_RECORDS SHOWN_
※ ※ ※

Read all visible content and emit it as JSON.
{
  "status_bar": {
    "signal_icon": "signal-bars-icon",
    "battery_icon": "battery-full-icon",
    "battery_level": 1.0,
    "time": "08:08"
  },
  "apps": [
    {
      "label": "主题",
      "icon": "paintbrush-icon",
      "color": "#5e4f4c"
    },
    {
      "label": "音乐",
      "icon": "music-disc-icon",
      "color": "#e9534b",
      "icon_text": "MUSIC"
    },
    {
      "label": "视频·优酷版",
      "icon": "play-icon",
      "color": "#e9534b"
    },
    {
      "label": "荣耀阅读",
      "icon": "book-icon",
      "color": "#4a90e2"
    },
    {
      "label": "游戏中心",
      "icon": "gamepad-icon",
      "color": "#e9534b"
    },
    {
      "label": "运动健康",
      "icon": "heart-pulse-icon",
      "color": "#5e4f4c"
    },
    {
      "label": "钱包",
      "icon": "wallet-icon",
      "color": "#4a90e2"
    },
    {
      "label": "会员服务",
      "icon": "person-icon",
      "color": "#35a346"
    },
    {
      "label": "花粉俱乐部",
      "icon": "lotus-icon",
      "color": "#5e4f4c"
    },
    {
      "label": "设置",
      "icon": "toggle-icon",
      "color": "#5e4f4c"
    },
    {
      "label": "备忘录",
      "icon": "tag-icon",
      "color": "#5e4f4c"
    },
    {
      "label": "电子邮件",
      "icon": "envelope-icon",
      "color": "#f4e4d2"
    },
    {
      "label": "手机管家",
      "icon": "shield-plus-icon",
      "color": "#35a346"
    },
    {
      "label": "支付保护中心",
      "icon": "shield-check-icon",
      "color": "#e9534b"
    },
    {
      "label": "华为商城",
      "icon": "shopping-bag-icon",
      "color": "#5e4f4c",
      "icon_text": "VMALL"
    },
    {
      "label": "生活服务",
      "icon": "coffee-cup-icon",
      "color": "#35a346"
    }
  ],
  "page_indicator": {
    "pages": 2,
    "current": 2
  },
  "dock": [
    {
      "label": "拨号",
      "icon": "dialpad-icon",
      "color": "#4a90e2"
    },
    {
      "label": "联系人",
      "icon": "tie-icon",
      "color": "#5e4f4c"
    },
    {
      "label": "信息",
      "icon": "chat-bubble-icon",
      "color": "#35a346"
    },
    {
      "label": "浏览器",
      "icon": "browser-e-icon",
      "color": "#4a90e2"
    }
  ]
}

※ ※ ※

Every record above should be output exactly.

_WORKED SOLUTION_
Read all visible content and emit it as JSON.
{
  "status_bar": {
    "signal_icon": "signal-bars-icon",
    "battery_icon": "battery-full-icon",
    "battery_level": 1.0,
    "time": "08:08"
  },
  "apps": [
    {
      "label": "主题",
      "icon": "paintbrush-icon",
      "color": "#5e4f4c"
    },
    {
      "label": "音乐",
      "icon": "music-disc-icon",
      "color": "#e9534b",
      "icon_text": "MUSIC"
    },
    {
      "label": "视频·优酷版",
      "icon": "play-icon",
      "color": "#e9534b"
    },
    {
      "label": "荣耀阅读",
      "icon": "book-icon",
      "color": "#4a90e2"
    },
    {
      "label": "游戏中心",
      "icon": "gamepad-icon",
      "color": "#e9534b"
    },
    {
      "label": "运动健康",
      "icon": "heart-pulse-icon",
      "color": "#5e4f4c"
    },
    {
      "label": "钱包",
      "icon": "wallet-icon",
      "color": "#4a90e2"
    },
    {
      "label": "会员服务",
      "icon": "person-icon",
      "color": "#35a346"
    },
    {
      "label": "花粉俱乐部",
      "icon": "lotus-icon",
      "color": "#5e4f4c"
    },
    {
      "label": "设置",
      "icon": "toggle-icon",
      "color": "#5e4f4c"
    },
    {
      "label": "备忘录",
      "icon": "tag-icon",
      "color": "#5e4f4c"
    },
    {
      "label": "电子邮件",
      "icon": "envelope-icon",
      "color": "#f4e4d2"
    },
    {
      "label": "手机管家",
      "icon": "shield-plus-icon",
      "color": "#35a346"
    },
    {
      "label": "支付保护中心",
      "icon": "shield-check-icon",
      "color": "#e9534b"
    },
    {
      "label": "华为商城",
      "icon": "shopping-bag-icon",
      "color": "#5e4f4c",
      "icon_text": "VMALL"
    },
    {
      "label": "生活服务",
      "icon": "coffee-cup-icon",
      "color": "#35a346"
    }
  ],
  "page_indicator": {
    "pages": 2,
    "current": 2
  },
  "dock": [
    {
      "label": "拨号",
      "icon": "dialpad-icon",
      "color": "#4a90e2"
    },
    {
      "label": "联系人",
      "icon": "tie-icon",
      "color": "#5e4f4c"
    },
    {
      "label": "信息",
      "icon": "chat-bubble-icon",
      "color": "#35a346"
    },
    {
      "label": "浏览器",
      "icon": "browser-e-icon",
      "color": "#4a90e2"
    }
  ]
}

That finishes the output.